*REQUIRED TASK*: Find every line in the records that holds the string "función". Copy each one.

────────────────────────────────────────

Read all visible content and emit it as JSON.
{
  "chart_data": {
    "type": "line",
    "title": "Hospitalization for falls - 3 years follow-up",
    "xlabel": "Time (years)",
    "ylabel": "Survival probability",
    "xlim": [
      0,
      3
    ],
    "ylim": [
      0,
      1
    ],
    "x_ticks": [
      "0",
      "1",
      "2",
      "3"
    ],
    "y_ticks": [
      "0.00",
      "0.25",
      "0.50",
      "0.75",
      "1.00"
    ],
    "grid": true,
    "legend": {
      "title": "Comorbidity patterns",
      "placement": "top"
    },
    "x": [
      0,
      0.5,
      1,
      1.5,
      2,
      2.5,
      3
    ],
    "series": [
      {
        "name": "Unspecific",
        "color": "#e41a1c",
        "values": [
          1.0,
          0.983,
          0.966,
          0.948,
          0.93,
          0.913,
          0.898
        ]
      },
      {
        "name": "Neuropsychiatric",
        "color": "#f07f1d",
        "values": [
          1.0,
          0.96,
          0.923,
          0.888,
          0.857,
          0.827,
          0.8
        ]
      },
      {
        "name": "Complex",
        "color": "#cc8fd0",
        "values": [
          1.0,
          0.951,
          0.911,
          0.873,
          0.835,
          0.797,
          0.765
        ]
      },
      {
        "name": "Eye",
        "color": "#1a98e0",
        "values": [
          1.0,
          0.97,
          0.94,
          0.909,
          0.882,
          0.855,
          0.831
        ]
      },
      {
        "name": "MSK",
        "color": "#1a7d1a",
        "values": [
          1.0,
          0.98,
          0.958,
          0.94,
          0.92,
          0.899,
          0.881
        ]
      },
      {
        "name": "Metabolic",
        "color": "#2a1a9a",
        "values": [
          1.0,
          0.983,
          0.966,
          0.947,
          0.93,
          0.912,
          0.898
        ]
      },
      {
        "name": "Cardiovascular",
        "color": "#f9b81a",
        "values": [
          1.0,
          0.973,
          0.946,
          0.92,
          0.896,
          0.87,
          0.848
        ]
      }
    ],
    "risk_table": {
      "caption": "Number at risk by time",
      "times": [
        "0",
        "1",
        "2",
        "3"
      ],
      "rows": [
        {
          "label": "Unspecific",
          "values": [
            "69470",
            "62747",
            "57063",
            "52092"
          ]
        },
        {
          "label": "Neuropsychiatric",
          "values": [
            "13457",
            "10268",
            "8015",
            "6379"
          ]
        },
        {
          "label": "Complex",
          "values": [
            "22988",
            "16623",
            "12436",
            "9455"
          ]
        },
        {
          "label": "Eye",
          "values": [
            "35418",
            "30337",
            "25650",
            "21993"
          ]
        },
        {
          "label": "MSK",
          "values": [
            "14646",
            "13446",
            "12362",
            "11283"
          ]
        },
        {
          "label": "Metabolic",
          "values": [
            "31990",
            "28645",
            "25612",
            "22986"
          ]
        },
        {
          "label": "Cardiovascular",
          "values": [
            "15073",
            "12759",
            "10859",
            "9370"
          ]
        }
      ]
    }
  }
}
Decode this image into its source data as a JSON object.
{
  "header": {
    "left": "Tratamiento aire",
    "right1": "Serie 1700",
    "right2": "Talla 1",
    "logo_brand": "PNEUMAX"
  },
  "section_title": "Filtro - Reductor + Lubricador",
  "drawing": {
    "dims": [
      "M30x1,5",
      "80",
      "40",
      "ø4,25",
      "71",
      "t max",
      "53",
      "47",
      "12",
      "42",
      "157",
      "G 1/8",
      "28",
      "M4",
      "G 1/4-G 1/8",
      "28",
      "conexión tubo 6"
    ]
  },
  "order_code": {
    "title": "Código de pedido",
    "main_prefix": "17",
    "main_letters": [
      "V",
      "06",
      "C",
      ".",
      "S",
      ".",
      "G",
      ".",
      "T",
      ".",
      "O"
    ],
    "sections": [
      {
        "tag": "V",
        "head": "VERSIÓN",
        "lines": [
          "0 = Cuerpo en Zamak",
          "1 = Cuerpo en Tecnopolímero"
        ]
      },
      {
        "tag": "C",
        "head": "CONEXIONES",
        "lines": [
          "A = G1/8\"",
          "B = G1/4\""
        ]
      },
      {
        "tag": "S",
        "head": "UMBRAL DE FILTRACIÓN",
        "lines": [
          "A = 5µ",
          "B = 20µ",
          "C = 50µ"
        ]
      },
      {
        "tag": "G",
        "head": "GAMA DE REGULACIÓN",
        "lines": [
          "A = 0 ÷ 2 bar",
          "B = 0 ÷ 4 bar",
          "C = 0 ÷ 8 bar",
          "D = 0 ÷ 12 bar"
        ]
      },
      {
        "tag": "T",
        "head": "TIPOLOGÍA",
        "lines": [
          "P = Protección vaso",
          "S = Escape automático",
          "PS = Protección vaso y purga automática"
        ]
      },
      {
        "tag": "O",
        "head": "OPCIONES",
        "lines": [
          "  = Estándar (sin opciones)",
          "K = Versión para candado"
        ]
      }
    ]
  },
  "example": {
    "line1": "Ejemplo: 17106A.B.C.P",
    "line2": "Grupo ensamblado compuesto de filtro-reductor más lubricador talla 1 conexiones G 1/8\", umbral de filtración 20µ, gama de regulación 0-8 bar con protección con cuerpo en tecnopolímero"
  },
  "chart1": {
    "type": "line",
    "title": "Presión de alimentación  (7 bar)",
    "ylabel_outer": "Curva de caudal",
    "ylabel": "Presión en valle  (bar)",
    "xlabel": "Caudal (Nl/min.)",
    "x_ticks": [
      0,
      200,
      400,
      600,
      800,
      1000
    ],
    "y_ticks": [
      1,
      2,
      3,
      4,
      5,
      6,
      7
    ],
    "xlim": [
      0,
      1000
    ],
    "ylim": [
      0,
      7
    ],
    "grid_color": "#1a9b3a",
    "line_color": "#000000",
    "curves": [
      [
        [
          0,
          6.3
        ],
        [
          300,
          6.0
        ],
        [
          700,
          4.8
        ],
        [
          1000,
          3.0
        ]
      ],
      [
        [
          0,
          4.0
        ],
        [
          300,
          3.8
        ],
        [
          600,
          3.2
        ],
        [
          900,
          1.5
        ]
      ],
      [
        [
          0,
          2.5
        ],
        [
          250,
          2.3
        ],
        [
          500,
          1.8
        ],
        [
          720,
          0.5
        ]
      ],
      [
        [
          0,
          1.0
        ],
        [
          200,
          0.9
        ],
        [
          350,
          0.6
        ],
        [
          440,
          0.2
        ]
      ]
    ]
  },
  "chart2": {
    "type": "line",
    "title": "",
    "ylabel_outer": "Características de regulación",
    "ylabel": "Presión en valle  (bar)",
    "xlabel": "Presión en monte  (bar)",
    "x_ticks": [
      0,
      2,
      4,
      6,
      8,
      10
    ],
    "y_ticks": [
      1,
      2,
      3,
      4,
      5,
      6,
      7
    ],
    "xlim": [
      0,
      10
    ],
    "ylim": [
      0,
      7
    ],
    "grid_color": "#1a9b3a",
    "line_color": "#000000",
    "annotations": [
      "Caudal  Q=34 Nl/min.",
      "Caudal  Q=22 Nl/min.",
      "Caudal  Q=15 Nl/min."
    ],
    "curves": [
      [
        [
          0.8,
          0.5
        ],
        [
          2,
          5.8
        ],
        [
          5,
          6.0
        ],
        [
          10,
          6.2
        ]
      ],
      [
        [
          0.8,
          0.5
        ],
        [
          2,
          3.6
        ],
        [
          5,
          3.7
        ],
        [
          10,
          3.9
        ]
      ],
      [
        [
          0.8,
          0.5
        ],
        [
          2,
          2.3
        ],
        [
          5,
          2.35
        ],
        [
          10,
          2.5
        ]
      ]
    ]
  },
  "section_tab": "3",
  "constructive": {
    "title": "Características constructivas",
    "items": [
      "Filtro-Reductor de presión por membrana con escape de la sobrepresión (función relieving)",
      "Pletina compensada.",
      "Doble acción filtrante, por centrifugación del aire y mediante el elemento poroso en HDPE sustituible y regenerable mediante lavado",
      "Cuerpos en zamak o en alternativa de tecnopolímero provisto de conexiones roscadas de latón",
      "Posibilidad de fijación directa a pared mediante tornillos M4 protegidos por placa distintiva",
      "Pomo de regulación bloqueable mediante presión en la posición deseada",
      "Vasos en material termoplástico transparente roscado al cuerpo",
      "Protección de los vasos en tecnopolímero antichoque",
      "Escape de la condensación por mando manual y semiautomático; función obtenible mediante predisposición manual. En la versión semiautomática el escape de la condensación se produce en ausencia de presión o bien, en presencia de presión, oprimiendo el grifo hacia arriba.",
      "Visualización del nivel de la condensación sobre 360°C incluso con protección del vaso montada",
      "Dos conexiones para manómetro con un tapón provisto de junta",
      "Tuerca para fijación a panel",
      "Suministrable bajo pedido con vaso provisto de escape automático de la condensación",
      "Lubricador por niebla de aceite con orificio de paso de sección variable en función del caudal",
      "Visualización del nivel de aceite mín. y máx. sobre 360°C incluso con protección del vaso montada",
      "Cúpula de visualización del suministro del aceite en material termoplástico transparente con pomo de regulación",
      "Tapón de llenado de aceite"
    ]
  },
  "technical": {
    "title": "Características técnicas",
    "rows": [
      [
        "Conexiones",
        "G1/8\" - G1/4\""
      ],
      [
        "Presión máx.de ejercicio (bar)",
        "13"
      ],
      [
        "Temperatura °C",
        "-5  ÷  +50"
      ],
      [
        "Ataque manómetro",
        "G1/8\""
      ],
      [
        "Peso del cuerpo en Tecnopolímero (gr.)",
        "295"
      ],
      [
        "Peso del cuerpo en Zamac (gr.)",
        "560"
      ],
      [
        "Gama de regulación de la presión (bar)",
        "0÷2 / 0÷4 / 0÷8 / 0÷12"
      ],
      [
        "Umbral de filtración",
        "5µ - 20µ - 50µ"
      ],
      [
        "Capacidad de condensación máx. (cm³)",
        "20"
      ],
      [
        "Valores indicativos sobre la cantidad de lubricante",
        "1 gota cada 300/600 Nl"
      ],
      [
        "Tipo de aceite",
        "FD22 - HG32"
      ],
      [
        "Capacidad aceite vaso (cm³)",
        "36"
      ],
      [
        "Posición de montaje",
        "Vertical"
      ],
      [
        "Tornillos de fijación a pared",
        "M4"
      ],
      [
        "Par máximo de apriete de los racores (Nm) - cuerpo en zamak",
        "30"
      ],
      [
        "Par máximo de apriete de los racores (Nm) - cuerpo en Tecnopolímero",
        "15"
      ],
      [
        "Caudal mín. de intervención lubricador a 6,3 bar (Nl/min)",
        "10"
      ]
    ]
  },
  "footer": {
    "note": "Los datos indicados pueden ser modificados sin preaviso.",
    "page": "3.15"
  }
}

────────────────────────────────────────

*WORKED SOLUTION*:
      "Filtro-Reductor de presión por membrana con escape de la sobrepresión (función relieving)",
      "Escape de la condensación por mando manual y semiautomático; función obtenible mediante predisposición manual. En la versión semiautomática el escape de la condensación se produce en ausencia de presión o bien, en presencia de presión, oprimiendo el grifo hacia arriba.",
      "Lubricador por niebla de aceite con orificio de paso de sección variable en función del caudal",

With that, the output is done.